### JOB
All of the material below is to be retyped exactly.
____________
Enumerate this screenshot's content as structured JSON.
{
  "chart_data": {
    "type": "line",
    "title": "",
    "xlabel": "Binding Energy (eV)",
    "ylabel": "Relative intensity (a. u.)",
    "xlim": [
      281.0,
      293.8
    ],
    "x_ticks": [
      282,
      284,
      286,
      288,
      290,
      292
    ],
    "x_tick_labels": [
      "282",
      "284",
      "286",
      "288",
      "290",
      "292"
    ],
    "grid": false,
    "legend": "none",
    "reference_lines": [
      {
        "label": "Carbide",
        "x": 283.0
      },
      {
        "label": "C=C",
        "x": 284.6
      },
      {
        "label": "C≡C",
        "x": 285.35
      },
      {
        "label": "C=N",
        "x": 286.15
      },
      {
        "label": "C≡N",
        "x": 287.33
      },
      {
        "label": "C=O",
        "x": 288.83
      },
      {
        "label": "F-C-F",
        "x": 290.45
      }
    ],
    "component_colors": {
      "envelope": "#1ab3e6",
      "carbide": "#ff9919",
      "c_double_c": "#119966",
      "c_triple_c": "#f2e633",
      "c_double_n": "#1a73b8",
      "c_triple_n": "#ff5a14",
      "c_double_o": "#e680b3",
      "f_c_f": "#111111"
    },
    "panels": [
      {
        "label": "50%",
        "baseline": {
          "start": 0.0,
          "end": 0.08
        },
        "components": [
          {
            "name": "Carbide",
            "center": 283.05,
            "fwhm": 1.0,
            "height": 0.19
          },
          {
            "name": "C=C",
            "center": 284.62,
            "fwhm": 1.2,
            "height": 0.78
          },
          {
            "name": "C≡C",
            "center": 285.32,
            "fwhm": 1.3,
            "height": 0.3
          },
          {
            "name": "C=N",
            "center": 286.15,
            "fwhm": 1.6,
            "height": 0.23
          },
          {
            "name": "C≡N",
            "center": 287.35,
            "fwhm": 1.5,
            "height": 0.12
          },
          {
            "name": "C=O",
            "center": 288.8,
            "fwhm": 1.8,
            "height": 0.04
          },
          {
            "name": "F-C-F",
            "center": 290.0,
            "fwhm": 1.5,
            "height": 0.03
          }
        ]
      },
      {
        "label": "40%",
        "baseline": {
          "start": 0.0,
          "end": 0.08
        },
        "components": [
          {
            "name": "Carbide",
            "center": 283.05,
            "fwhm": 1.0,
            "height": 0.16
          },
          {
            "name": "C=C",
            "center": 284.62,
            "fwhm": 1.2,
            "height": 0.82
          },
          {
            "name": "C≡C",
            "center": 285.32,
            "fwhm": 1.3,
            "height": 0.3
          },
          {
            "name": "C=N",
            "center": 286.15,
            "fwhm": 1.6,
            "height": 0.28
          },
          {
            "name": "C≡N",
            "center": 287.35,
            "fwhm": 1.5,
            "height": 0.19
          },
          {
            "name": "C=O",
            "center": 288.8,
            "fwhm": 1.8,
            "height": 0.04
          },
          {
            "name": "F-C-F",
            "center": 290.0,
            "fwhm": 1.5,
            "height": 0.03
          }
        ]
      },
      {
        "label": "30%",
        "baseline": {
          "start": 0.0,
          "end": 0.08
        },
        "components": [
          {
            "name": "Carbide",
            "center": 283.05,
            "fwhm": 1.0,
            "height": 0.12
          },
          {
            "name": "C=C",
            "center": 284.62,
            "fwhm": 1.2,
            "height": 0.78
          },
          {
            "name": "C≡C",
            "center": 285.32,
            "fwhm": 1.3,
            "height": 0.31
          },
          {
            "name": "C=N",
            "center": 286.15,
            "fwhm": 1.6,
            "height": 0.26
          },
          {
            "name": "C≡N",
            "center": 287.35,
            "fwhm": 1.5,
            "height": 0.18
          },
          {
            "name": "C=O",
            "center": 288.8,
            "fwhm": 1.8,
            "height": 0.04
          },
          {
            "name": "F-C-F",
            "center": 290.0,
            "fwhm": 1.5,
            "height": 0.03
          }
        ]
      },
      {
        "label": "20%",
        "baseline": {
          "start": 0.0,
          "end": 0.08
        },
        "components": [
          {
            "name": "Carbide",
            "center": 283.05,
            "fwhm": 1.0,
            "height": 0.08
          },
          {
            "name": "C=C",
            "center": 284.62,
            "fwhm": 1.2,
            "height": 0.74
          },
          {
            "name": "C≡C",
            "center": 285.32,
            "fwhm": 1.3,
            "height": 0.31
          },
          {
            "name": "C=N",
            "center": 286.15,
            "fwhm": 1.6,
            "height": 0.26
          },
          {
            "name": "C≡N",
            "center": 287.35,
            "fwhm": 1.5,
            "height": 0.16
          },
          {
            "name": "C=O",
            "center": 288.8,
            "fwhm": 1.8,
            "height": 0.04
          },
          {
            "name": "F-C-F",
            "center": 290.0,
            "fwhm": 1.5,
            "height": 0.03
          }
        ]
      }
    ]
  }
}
____________
### EXERCISE ANSWER
Enumerate this screenshot's content as structured JSON.
{
  "chart_data": {
    "type": "line",
    "title": "",
    "xlabel": "Binding Energy (eV)",
    "ylabel": "Relative intensity (a. u.)",
    "xlim": [
      281.0,
      293.8
    ],
    "x_ticks": [
      282,
      284,
      286,
      288,
      290,
      292
    ],
    "x_tick_labels": [
      "282",
      "284",
      "286",
      "288",
      "290",
      "292"
    ],
    "grid": false,
    "legend": "none",
    "reference_lines": [
      {
        "label": "Carbide",
        "x": 283.0
      },
      {
        "label": "C=C",
        "x": 284.6
      },
      {
        "label": "C≡C",
        "x": 285.35
      },
      {
        "label": "C=N",
        "x": 286.15
      },
      {
        "label": "C≡N",
        "x": 287.33
      },
      {
        "label": "C=O",
        "x": 288.83
      },
      {
        "label": "F-C-F",
        "x": 290.45
      }
    ],
    "component_colors": {
      "envelope": "#1ab3e6",
      "carbide": "#ff9919",
      "c_double_c": "#119966",
      "c_triple_c": "#f2e633",
      "c_double_n": "#1a73b8",
      "c_triple_n": "#ff5a14",
      "c_double_o": "#e680b3",
      "f_c_f": "#111111"
    },
    "panels": [
      {
        "label": "50%",
        "baseline": {
          "start": 0.0,
          "end": 0.08
        },
        "components": [
          {
            "name": "Carbide",
            "center": 283.05,
            "fwhm": 1.0,
            "height": 0.19
          },
          {
            "name": "C=C",
            "center": 284.62,
            "fwhm": 1.2,
            "height": 0.78
          },
          {
            "name": "C≡C",
            "center": 285.32,
            "fwhm": 1.3,
            "height": 0.3
          },
          {
            "name": "C=N",
            "center": 286.15,
            "fwhm": 1.6,
            "height": 0.23
          },
          {
            "name": "C≡N",
            "center": 287.35,
            "fwhm": 1.5,
            "height": 0.12
          },
          {
            "name": "C=O",
            "center": 288.8,
            "fwhm": 1.8,
            "height": 0.04
          },
          {
            "name": "F-C-F",
            "center": 290.0,
            "fwhm": 1.5,
            "height": 0.03
          }
        ]
      },
      {
        "label": "40%",
        "baseline": {
          "start": 0.0,
          "end": 0.08
        },
        "components": [
          {
            "name": "Carbide",
            "center": 283.05,
            "fwhm": 1.0,
            "height": 0.16
          },
          {
            "name": "C=C",
            "center": 284.62,
            "fwhm": 1.2,
            "height": 0.82
          },
          {
            "name": "C≡C",
            "center": 285.32,
            "fwhm": 1.3,
            "height": 0.3
          },
          {
            "name": "C=N",
            "center": 286.15,
            "fwhm": 1.6,
            "height": 0.28
          },
          {
            "name": "C≡N",
            "center": 287.35,
            "fwhm": 1.5,
            "height": 0.19
          },
          {
            "name": "C=O",
            "center": 288.8,
            "fwhm": 1.8,
            "height": 0.04
          },
          {
            "name": "F-C-F",
            "center": 290.0,
            "fwhm": 1.5,
            "height": 0.03
          }
        ]
      },
      {
        "label": "30%",
        "baseline": {
          "start": 0.0,
          "end": 0.08
        },
        "components": [
          {
            "name": "Carbide",
            "center": 283.05,
            "fwhm": 1.0,
            "height": 0.12
          },
          {
            "name": "C=C",
            "center": 284.62,
            "fwhm": 1.2,
            "height": 0.78
          },
          {
            "name": "C≡C",
            "center": 285.32,
            "fwhm": 1.3,
            "height": 0.31
          },
          {
            "name": "C=N",
            "center": 286.15,
            "fwhm": 1.6,
            "height": 0.26
          },
          {
            "name": "C≡N",
            "center": 287.35,
            "fwhm": 1.5,
            "height": 0.18
          },
          {
            "name": "C=O",
            "center": 288.8,
            "fwhm": 1.8,
            "height": 0.04
          },
          {
            "name": "F-C-F",
            "center": 290.0,
            "fwhm": 1.5,
            "height": 0.03
          }
        ]
      },
      {
        "label": "20%",
        "baseline": {
          "start": 0.0,
          "end": 0.08
        },
        "components": [
          {
            "name": "Carbide",
            "center": 283.05,
            "fwhm": 1.0,
            "height": 0.08
          },
          {
            "name": "C=C",
            "center": 284.62,
            "fwhm": 1.2,
            "height": 0.74
          },
          {
            "name": "C≡C",
            "center": 285.32,
            "fwhm": 1.3,
            "height": 0.31
          },
          {
            "name": "C=N",
            "center": 286.15,
            "fwhm": 1.6,
            "height": 0.26
          },
          {
            "name": "C≡N",
            "center": 287.35,
            "fwhm": 1.5,
            "height": 0.16
          },
          {
            "name": "C=O",
            "center": 288.8,
            "fwhm": 1.8,
            "height": 0.04
          },
          {
            "name": "F-C-F",
            "center": 290.0,
            "fwhm": 1.5,
            "height": 0.03
          }
        ]
      }
    ]
  }
}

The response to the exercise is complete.